---------- Working data ----------
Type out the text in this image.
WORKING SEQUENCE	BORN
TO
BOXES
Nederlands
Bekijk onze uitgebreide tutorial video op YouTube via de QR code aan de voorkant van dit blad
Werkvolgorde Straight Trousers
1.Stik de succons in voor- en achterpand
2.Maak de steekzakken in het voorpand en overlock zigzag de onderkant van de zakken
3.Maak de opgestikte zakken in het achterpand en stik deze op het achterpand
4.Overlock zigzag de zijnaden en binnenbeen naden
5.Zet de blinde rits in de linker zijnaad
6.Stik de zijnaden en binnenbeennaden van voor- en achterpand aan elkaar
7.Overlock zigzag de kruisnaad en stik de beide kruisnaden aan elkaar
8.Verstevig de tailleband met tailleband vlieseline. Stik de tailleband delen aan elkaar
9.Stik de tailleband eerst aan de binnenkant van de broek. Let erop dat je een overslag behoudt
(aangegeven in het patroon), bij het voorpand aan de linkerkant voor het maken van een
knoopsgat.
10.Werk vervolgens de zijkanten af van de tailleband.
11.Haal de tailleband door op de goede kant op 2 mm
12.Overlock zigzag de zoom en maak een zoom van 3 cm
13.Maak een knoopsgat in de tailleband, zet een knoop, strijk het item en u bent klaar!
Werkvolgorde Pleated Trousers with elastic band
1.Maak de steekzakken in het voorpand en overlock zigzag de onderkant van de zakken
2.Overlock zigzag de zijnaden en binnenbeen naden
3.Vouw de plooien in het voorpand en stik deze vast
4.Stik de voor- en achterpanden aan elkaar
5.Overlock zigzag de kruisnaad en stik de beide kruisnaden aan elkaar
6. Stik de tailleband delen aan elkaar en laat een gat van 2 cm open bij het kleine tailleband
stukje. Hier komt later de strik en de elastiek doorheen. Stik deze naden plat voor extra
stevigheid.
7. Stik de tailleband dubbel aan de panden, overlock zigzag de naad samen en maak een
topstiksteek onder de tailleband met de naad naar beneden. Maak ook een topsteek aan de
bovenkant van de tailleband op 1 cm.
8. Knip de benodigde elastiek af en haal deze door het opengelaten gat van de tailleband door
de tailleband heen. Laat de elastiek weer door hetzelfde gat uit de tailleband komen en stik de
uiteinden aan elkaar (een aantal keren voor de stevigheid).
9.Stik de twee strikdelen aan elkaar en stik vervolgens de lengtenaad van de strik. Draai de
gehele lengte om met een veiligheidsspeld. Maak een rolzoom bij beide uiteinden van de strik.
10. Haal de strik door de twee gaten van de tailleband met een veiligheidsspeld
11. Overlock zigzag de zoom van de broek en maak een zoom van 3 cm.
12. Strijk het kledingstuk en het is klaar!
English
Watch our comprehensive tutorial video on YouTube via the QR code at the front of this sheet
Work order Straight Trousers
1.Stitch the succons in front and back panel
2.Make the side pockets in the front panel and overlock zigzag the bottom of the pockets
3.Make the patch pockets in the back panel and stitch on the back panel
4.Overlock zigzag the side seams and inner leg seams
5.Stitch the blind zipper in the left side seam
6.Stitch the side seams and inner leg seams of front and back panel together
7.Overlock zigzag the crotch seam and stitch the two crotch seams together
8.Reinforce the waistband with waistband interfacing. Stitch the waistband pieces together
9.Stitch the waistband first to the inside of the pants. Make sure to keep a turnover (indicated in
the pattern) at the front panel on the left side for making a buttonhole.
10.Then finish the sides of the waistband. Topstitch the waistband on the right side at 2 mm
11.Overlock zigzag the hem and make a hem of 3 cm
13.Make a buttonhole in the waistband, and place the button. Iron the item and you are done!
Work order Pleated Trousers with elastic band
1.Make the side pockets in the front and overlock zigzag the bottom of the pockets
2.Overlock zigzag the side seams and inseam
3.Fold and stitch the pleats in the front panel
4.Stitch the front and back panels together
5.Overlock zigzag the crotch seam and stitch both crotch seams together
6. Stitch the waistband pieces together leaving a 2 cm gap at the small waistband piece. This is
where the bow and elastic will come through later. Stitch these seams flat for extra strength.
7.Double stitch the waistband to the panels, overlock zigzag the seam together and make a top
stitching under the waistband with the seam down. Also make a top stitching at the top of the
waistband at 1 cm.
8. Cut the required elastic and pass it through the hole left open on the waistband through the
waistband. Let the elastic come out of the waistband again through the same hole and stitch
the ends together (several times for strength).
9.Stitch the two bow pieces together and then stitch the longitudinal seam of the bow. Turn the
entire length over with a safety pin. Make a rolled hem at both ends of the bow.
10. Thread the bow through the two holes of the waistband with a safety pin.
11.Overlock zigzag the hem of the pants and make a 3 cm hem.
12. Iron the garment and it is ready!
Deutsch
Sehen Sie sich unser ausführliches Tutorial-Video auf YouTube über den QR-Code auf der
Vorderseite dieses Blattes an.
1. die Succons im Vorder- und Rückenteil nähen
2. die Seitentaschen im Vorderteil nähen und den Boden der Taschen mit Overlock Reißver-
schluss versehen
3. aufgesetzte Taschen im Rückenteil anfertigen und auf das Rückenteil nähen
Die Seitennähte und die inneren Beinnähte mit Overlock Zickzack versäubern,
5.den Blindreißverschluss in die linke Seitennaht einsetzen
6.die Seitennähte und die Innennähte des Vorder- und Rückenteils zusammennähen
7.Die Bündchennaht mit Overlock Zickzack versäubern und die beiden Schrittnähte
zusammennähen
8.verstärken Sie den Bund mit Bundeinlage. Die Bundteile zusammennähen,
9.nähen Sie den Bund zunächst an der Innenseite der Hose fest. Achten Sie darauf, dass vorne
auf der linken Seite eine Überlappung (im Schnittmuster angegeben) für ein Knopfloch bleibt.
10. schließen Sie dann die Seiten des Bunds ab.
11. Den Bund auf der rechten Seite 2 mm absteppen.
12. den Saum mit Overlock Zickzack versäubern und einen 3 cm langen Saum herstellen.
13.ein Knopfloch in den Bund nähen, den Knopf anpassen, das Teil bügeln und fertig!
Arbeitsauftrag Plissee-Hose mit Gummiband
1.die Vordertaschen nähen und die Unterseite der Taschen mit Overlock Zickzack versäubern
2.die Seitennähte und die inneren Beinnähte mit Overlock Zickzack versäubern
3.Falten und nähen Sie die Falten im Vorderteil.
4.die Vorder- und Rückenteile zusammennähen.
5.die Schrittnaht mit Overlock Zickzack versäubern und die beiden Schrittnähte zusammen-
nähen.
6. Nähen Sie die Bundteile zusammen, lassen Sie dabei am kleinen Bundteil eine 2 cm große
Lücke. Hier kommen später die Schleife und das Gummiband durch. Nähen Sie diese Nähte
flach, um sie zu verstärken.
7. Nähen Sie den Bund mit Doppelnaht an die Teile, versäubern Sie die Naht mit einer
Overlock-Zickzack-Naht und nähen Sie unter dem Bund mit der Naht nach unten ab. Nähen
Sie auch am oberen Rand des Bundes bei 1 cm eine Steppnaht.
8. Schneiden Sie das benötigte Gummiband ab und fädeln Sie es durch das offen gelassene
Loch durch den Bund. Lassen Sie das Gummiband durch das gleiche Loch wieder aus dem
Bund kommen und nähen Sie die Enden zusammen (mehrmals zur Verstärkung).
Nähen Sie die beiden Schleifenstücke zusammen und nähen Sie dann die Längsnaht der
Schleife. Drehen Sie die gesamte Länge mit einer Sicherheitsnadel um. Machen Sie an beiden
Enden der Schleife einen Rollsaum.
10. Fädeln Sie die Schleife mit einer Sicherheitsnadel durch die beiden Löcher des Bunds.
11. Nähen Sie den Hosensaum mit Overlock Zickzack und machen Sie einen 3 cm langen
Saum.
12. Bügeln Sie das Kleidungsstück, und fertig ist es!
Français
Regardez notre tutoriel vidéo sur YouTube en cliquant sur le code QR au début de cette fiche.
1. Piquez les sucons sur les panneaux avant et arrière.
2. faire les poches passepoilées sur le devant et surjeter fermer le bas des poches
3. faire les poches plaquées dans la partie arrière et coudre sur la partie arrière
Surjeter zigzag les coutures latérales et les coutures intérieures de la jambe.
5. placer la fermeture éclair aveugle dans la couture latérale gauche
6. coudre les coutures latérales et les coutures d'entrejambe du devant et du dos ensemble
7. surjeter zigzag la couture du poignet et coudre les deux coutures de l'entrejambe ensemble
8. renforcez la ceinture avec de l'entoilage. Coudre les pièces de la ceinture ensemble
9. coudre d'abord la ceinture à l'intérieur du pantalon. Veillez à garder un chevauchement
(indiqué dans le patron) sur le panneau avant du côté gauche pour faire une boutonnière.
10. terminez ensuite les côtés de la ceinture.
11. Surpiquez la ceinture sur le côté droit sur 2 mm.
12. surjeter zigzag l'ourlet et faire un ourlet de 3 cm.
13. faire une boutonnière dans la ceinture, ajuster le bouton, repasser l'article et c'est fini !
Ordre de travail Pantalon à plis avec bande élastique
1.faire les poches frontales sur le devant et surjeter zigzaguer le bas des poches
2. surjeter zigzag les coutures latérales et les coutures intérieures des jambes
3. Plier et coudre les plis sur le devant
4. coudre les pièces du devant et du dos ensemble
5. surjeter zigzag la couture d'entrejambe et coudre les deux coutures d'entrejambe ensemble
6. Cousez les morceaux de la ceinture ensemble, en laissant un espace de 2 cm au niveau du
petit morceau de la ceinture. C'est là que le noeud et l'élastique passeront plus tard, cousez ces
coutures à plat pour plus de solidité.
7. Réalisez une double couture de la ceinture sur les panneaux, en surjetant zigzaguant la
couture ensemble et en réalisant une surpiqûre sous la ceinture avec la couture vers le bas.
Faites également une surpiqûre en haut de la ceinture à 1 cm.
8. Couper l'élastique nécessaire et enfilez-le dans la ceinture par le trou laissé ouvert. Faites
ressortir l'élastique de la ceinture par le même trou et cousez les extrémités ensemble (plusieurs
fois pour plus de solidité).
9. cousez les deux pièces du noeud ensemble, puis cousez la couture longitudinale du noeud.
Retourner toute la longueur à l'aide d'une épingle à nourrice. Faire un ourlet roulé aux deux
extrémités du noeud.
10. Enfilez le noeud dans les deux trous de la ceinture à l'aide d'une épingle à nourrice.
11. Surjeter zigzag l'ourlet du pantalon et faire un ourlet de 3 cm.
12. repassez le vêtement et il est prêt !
----------
Collect each line containing the string "Beinnähte".

Die Seitennähte und die inneren Beinnähte mit Overlock Zickzack versäubern,
2.die Seitennähte und die inneren Beinnähte mit Overlock Zickzack versäubern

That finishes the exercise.